[START ENTRIES PROVIDED]

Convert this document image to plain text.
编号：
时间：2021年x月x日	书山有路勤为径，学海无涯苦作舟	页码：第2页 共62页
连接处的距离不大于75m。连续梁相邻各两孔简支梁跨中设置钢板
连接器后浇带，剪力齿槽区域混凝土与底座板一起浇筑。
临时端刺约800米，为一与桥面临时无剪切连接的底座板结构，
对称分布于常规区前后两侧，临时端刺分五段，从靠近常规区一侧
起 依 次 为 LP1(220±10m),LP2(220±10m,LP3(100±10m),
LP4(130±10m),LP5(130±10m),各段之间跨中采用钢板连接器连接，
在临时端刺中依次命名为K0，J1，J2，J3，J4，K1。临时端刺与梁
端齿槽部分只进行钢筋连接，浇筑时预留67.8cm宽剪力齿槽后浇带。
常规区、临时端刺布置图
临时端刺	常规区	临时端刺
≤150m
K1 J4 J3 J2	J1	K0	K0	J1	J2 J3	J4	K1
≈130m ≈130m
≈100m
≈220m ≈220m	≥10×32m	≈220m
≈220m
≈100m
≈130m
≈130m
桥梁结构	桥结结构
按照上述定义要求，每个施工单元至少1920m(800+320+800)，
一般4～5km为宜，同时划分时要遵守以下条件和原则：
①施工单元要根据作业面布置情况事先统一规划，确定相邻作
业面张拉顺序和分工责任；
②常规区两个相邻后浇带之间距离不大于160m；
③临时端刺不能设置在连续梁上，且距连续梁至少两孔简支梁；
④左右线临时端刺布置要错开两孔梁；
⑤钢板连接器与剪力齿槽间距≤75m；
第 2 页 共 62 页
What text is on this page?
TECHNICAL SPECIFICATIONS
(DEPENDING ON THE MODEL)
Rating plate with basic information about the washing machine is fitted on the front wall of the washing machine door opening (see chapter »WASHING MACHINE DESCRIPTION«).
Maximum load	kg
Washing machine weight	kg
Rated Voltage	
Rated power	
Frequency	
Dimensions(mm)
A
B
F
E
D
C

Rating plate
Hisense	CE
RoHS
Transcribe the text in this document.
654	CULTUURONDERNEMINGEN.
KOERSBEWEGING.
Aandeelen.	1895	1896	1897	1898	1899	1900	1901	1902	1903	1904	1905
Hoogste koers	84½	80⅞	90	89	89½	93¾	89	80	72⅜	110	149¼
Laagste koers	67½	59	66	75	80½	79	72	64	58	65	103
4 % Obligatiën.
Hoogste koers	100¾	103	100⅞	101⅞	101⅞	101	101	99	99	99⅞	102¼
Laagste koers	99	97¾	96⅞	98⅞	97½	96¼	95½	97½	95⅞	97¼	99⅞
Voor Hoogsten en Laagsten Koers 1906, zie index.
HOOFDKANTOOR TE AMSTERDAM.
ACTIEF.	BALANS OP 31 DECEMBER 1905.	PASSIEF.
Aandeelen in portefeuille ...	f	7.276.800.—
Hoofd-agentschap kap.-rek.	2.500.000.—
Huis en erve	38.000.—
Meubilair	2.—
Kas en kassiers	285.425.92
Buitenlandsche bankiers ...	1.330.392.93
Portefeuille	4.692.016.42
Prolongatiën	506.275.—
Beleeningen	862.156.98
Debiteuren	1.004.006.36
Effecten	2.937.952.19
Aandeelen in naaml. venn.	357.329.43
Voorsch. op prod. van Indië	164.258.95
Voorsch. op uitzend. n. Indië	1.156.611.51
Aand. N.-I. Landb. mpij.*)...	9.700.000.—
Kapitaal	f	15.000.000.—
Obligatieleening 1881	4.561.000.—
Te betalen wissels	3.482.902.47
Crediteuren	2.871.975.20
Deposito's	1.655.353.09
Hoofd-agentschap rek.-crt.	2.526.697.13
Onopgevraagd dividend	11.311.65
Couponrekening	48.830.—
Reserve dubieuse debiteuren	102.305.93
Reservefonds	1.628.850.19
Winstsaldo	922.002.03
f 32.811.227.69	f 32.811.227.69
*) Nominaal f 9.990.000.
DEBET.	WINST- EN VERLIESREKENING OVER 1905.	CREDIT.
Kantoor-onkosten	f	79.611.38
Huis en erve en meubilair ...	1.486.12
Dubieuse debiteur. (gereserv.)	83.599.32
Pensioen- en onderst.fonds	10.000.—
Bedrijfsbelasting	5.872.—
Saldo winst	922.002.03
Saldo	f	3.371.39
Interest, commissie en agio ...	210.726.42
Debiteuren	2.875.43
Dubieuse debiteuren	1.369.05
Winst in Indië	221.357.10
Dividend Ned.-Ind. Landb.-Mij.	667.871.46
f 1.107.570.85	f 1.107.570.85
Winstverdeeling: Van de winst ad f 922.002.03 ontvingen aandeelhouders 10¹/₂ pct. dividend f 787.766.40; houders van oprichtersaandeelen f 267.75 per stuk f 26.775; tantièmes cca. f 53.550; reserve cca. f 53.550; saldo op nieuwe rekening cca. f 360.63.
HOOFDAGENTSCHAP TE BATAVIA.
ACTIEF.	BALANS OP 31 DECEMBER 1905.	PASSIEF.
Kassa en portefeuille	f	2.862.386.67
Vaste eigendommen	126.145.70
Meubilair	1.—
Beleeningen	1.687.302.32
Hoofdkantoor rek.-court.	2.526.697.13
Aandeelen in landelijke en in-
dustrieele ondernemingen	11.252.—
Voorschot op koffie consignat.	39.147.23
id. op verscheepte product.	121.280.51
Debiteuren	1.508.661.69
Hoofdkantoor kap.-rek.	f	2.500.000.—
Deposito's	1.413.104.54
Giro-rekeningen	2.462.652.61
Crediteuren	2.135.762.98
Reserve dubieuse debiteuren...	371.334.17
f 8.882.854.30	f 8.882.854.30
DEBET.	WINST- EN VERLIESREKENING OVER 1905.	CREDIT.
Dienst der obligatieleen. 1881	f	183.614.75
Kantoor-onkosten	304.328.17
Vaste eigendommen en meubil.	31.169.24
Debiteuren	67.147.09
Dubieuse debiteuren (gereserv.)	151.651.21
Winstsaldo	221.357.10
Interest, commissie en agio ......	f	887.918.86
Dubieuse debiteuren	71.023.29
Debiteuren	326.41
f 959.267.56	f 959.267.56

[END ENTRIES PROVIDED]

=== INSTRUCTIONS FOR THE TASK ===
Restate the listing in full, word for word.

=== FULL SOLUTION ===
Convert this document image to plain text.
编号：
时间：2021年x月x日	书山有路勤为径，学海无涯苦作舟	页码：第2页 共62页
连接处的距离不大于75m。连续梁相邻各两孔简支梁跨中设置钢板
连接器后浇带，剪力齿槽区域混凝土与底座板一起浇筑。
临时端刺约800米，为一与桥面临时无剪切连接的底座板结构，
对称分布于常规区前后两侧，临时端刺分五段，从靠近常规区一侧
起 依 次 为 LP1(220±10m),LP2(220±10m,LP3(100±10m),
LP4(130±10m),LP5(130±10m),各段之间跨中采用钢板连接器连接，
在临时端刺中依次命名为K0，J1，J2，J3，J4，K1。临时端刺与梁
端齿槽部分只进行钢筋连接，浇筑时预留67.8cm宽剪力齿槽后浇带。
常规区、临时端刺布置图
临时端刺	常规区	临时端刺
≤150m
K1 J4 J3 J2	J1	K0	K0	J1	J2 J3	J4	K1
≈130m ≈130m
≈100m
≈220m ≈220m	≥10×32m	≈220m
≈220m
≈100m
≈130m
≈130m
桥梁结构	桥结结构
按照上述定义要求，每个施工单元至少1920m(800+320+800)，
一般4～5km为宜，同时划分时要遵守以下条件和原则：
①施工单元要根据作业面布置情况事先统一规划，确定相邻作
业面张拉顺序和分工责任；
②常规区两个相邻后浇带之间距离不大于160m；
③临时端刺不能设置在连续梁上，且距连续梁至少两孔简支梁；
④左右线临时端刺布置要错开两孔梁；
⑤钢板连接器与剪力齿槽间距≤75m；
第 2 页 共 62 页
What text is on this page?
TECHNICAL SPECIFICATIONS
(DEPENDING ON THE MODEL)
Rating plate with basic information about the washing machine is fitted on the front wall of the washing machine door opening (see chapter »WASHING MACHINE DESCRIPTION«).
Maximum load	kg
Washing machine weight	kg
Rated Voltage	
Rated power	
Frequency	
Dimensions(mm)
A
B
F
E
D
C

Rating plate
Hisense	CE
RoHS
Transcribe the text in this document.
654	CULTUURONDERNEMINGEN.
KOERSBEWEGING.
Aandeelen.	1895	1896	1897	1898	1899	1900	1901	1902	1903	1904	1905
Hoogste koers	84½	80⅞	90	89	89½	93¾	89	80	72⅜	110	149¼
Laagste koers	67½	59	66	75	80½	79	72	64	58	65	103
4 % Obligatiën.
Hoogste koers	100¾	103	100⅞	101⅞	101⅞	101	101	99	99	99⅞	102¼
Laagste koers	99	97¾	96⅞	98⅞	97½	96¼	95½	97½	95⅞	97¼	99⅞
Voor Hoogsten en Laagsten Koers 1906, zie index.
HOOFDKANTOOR TE AMSTERDAM.
ACTIEF.	BALANS OP 31 DECEMBER 1905.	PASSIEF.
Aandeelen in portefeuille ...	f	7.276.800.—
Hoofd-agentschap kap.-rek.	2.500.000.—
Huis en erve	38.000.—
Meubilair	2.—
Kas en kassiers	285.425.92
Buitenlandsche bankiers ...	1.330.392.93
Portefeuille	4.692.016.42
Prolongatiën	506.275.—
Beleeningen	862.156.98
Debiteuren	1.004.006.36
Effecten	2.937.952.19
Aandeelen in naaml. venn.	357.329.43
Voorsch. op prod. van Indië	164.258.95
Voorsch. op uitzend. n. Indië	1.156.611.51
Aand. N.-I. Landb. mpij.*)...	9.700.000.—
Kapitaal	f	15.000.000.—
Obligatieleening 1881	4.561.000.—
Te betalen wissels	3.482.902.47
Crediteuren	2.871.975.20
Deposito's	1.655.353.09
Hoofd-agentschap rek.-crt.	2.526.697.13
Onopgevraagd dividend	11.311.65
Couponrekening	48.830.—
Reserve dubieuse debiteuren	102.305.93
Reservefonds	1.628.850.19
Winstsaldo	922.002.03
f 32.811.227.69	f 32.811.227.69
*) Nominaal f 9.990.000.
DEBET.	WINST- EN VERLIESREKENING OVER 1905.	CREDIT.
Kantoor-onkosten	f	79.611.38
Huis en erve en meubilair ...	1.486.12
Dubieuse debiteur. (gereserv.)	83.599.32
Pensioen- en onderst.fonds	10.000.—
Bedrijfsbelasting	5.872.—
Saldo winst	922.002.03
Saldo	f	3.371.39
Interest, commissie en agio ...	210.726.42
Debiteuren	2.875.43
Dubieuse debiteuren	1.369.05
Winst in Indië	221.357.10
Dividend Ned.-Ind. Landb.-Mij.	667.871.46
f 1.107.570.85	f 1.107.570.85
Winstverdeeling: Van de winst ad f 922.002.03 ontvingen aandeelhouders 10¹/₂ pct. dividend f 787.766.40; houders van oprichtersaandeelen f 267.75 per stuk f 26.775; tantièmes cca. f 53.550; reserve cca. f 53.550; saldo op nieuwe rekening cca. f 360.63.
HOOFDAGENTSCHAP TE BATAVIA.
ACTIEF.	BALANS OP 31 DECEMBER 1905.	PASSIEF.
Kassa en portefeuille	f	2.862.386.67
Vaste eigendommen	126.145.70
Meubilair	1.—
Beleeningen	1.687.302.32
Hoofdkantoor rek.-court.	2.526.697.13
Aandeelen in landelijke en in-
dustrieele ondernemingen	11.252.—
Voorschot op koffie consignat.	39.147.23
id. op verscheepte product.	121.280.51
Debiteuren	1.508.661.69
Hoofdkantoor kap.-rek.	f	2.500.000.—
Deposito's	1.413.104.54
Giro-rekeningen	2.462.652.61
Crediteuren	2.135.762.98
Reserve dubieuse debiteuren...	371.334.17
f 8.882.854.30	f 8.882.854.30
DEBET.	WINST- EN VERLIESREKENING OVER 1905.	CREDIT.
Dienst der obligatieleen. 1881	f	183.614.75
Kantoor-onkosten	304.328.17
Vaste eigendommen en meubil.	31.169.24
Debiteuren	67.147.09
Dubieuse debiteuren (gereserv.)	151.651.21
Winstsaldo	221.357.10
Interest, commissie en agio ......	f	887.918.86
Dubieuse debiteuren	71.023.29
Debiteuren	326.41
f 959.267.56	f 959.267.56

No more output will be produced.